== Challenge ==
For the material that follows, list every line containing the word "ТОДОРХОЙЛОЛТ".

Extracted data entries
• • • • •
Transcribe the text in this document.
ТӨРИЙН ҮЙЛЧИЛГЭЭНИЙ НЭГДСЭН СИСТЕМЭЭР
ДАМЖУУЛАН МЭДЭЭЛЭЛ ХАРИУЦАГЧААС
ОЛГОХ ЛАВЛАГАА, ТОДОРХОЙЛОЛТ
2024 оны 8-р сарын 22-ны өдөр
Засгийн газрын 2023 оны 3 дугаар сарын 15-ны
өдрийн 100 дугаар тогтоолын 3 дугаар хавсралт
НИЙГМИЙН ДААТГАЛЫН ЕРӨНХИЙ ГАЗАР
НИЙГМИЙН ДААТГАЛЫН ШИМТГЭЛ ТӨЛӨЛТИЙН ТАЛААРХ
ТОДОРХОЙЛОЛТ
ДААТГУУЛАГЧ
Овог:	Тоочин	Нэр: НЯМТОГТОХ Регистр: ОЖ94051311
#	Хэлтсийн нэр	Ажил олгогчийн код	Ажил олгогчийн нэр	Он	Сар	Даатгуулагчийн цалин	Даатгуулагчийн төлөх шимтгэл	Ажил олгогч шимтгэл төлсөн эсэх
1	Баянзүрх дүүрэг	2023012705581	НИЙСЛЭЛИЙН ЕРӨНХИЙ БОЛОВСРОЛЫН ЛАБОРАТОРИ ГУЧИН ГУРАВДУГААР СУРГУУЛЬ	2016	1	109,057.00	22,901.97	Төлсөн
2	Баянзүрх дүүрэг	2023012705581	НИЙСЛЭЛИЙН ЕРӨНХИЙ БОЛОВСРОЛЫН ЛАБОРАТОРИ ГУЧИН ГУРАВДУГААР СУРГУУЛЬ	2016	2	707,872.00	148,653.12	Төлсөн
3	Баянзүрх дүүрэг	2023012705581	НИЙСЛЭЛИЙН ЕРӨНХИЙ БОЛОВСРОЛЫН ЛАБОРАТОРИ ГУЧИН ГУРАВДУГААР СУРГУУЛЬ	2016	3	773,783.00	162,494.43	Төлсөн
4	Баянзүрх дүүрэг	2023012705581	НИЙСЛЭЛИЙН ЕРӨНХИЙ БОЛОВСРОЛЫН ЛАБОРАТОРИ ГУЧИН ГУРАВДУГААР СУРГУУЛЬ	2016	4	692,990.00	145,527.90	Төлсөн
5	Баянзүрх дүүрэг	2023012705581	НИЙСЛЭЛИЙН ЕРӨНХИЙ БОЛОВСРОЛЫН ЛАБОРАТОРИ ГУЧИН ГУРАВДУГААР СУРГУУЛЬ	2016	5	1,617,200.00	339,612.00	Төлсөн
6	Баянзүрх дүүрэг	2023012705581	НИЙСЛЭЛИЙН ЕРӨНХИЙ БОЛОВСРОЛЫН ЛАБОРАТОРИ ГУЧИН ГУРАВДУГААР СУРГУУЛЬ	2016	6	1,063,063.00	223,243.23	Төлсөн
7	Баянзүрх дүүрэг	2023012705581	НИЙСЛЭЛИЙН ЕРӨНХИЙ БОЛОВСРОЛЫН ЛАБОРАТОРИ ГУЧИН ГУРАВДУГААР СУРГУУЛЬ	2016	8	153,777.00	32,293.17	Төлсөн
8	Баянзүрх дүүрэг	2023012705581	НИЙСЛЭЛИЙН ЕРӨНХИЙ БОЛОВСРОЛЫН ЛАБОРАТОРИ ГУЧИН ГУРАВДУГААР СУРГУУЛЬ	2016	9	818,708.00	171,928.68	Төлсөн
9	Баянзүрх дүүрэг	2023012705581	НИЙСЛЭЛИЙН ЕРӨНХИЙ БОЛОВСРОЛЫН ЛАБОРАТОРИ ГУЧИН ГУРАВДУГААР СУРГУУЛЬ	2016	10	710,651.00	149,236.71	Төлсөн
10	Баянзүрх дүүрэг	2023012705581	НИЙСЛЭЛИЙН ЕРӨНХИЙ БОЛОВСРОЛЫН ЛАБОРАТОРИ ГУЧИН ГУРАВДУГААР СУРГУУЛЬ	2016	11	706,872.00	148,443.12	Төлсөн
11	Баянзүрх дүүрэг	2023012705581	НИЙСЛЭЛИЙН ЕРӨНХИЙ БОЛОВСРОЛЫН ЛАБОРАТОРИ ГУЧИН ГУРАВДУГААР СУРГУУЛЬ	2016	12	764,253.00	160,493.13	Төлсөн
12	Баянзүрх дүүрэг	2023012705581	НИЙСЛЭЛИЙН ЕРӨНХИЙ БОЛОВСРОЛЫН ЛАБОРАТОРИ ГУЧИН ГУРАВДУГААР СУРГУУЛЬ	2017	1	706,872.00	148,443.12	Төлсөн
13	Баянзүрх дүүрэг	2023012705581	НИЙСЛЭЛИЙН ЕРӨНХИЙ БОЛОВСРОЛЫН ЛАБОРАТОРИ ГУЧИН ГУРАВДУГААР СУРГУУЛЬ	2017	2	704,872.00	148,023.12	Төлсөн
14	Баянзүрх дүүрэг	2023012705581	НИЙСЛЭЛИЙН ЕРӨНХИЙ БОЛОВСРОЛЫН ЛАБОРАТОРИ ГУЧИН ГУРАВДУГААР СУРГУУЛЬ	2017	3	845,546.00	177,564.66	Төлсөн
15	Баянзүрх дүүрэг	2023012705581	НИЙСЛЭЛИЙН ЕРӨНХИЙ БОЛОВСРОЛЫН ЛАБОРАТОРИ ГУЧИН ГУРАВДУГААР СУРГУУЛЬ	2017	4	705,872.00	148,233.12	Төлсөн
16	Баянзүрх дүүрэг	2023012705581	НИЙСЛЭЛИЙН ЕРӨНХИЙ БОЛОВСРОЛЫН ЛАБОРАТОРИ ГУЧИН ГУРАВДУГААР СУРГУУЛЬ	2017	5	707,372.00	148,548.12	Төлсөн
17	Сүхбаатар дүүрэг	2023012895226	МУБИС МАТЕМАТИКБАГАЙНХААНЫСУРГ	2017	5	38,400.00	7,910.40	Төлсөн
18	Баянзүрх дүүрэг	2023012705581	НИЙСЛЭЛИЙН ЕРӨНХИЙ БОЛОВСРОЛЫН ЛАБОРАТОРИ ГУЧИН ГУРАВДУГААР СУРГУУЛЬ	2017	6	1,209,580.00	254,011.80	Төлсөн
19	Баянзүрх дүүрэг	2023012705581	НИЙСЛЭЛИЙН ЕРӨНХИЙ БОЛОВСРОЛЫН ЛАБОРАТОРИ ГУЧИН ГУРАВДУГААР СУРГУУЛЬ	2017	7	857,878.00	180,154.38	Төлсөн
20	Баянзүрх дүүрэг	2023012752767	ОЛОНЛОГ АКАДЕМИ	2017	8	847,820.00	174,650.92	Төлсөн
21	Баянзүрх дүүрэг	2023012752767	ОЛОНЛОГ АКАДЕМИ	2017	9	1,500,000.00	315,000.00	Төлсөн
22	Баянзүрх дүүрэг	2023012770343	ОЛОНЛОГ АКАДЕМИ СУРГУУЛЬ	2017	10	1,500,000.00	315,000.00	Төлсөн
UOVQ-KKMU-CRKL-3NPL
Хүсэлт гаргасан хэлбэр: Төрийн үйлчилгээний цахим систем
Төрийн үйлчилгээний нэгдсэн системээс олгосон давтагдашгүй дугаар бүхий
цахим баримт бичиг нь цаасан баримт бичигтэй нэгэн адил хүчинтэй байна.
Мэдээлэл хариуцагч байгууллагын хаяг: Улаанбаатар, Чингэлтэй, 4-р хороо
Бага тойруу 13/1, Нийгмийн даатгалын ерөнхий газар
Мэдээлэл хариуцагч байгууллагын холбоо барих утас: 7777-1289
• • • • •
== Complete output ==
ОЛГОХ ЛАВЛАГАА, ТОДОРХОЙЛОЛТ
ТОДОРХОЙЛОЛТ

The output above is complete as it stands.